### Document extract
begin
The reason "-M prepared" helps is presumably that it eliminates most of
the RelationGetNumberOfBlocks calls the planner does to check current
table size.  While we could certainly consider using a cheaper (possibly
more stale) value there, it's a bit astonishing to think that that's the
main cost in a parse/plan/execute cycle.  Perhaps there are more hotspot
calls than that one?

Nope.

On a straight pgbench -S test, you get four system calls per query:
recvfrom(), lseek(), lseek(), sendto(). Adding -M prepared eliminates
the two lseeks.

--
Robert Haas
EnterpriseDB: http://www.enterprisedb.com
The Enterprise PostgreSQL Company

#5Tom Lane
tgl@sss.pgh.pa.us
In reply to: Robert Haas (#4)
Re: mosbench revisited

Robert Haas <robertmhaas@gmail.com> writes:

On a straight pgbench -S test, you get four system calls per query:
recvfrom(), lseek(), lseek(), sendto(). Adding -M prepared eliminates
the two lseeks.

[ scratches head... ] Two? Is that one for the table and one for its
lone index, or are we being redundant there?

(If the query ended up being a seqscan, I'd expect a second
lseek(SEEK_END) when the executor starts up, but I gather from the other
complaints that the mosbench people were only testing simple indexscan
queries.)

regards, tom lane

#6Robert Haas
robertmhaas@gmail.com
In reply to: Tom Lane (#5)
Re: mosbench revisited

On Wed, Aug 3, 2011 at 3:38 PM, Tom Lane <tgl@sss.pgh.pa.us> wrote:

Robert Haas <robertmhaas@gmail.com> writes:

On a straight pgbench -S test, you get four system calls per query:
recvfrom(), lseek(), lseek(), sendto().  Adding -M prepared eliminates
the two lseeks.
end
### Extracted data
begin
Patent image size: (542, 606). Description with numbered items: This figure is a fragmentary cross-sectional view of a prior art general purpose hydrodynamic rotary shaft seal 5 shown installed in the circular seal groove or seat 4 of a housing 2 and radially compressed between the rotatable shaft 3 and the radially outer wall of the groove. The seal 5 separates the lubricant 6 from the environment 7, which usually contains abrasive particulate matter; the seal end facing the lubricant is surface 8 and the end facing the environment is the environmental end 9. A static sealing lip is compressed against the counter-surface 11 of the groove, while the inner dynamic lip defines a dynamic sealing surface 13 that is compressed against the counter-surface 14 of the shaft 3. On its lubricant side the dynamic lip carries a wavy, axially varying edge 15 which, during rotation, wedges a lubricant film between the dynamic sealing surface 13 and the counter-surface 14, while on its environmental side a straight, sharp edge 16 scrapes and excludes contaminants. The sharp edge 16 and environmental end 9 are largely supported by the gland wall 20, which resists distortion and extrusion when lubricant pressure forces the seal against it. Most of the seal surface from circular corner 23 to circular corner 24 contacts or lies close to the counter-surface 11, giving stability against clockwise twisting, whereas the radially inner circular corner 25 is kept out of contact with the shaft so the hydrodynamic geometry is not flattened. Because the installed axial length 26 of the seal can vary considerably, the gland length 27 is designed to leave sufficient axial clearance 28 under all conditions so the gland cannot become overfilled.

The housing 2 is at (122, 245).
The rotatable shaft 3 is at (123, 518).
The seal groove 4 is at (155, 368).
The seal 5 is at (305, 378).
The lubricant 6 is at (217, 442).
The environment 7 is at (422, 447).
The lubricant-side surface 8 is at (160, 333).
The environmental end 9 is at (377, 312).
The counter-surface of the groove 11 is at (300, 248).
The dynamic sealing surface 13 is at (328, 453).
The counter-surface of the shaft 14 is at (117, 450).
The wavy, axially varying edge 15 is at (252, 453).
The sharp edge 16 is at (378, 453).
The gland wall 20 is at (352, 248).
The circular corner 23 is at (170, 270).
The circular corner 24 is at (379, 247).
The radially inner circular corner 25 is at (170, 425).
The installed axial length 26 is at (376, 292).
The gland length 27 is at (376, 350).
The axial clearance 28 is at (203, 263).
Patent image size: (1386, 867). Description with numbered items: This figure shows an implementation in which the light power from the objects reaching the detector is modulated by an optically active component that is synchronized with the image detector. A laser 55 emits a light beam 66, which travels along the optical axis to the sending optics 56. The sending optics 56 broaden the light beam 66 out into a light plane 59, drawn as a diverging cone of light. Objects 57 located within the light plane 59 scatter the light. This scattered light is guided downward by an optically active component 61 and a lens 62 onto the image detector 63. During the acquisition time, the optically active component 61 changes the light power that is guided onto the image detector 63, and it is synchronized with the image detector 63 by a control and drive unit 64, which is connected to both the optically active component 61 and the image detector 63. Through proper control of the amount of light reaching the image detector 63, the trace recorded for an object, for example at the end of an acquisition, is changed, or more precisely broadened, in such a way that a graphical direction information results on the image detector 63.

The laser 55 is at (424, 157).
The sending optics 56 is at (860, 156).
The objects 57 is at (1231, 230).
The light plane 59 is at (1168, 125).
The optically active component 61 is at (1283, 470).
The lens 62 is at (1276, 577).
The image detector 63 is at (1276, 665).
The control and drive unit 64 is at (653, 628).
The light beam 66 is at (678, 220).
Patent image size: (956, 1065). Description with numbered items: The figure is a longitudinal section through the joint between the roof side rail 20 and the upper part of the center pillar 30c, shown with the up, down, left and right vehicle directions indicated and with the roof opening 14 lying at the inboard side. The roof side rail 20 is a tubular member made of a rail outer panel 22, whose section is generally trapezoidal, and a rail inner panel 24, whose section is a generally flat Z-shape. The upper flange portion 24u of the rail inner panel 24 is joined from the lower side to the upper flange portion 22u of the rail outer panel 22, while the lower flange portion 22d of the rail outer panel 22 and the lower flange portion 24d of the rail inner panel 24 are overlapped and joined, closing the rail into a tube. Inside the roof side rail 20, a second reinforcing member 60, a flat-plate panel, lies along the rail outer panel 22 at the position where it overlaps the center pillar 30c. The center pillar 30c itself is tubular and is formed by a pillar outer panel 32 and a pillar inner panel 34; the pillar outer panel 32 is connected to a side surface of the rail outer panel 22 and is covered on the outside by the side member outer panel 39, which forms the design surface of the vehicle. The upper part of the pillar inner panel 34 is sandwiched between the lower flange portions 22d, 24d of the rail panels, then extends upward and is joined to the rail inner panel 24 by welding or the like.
end
### Task instructions
1: In the mosbench thread, which system calls are made per query on a straight pgbench -S test? List them in order.
2: Copy the mosbench thread between "[ scratches head..." and "Tom Lane (#5)", inclusive, substituting "only" for "lone".

### Solutions below
1: recvfrom(), lseek(), lseek(), sendto()

2:
[ scratches head... ] Two? Is that one for the table and one for its
only index, or are we being redundant there?

(If the query ended up being a seqscan, I'd expect a second
lseek(SEEK_END) when the executor starts up, but I gather from the other
complaints that the mosbench people were only testing simple indexscan
queries.)

regards, tom lane

#6Robert Haas
robertmhaas@gmail.com
In reply to: Tom Lane (#5)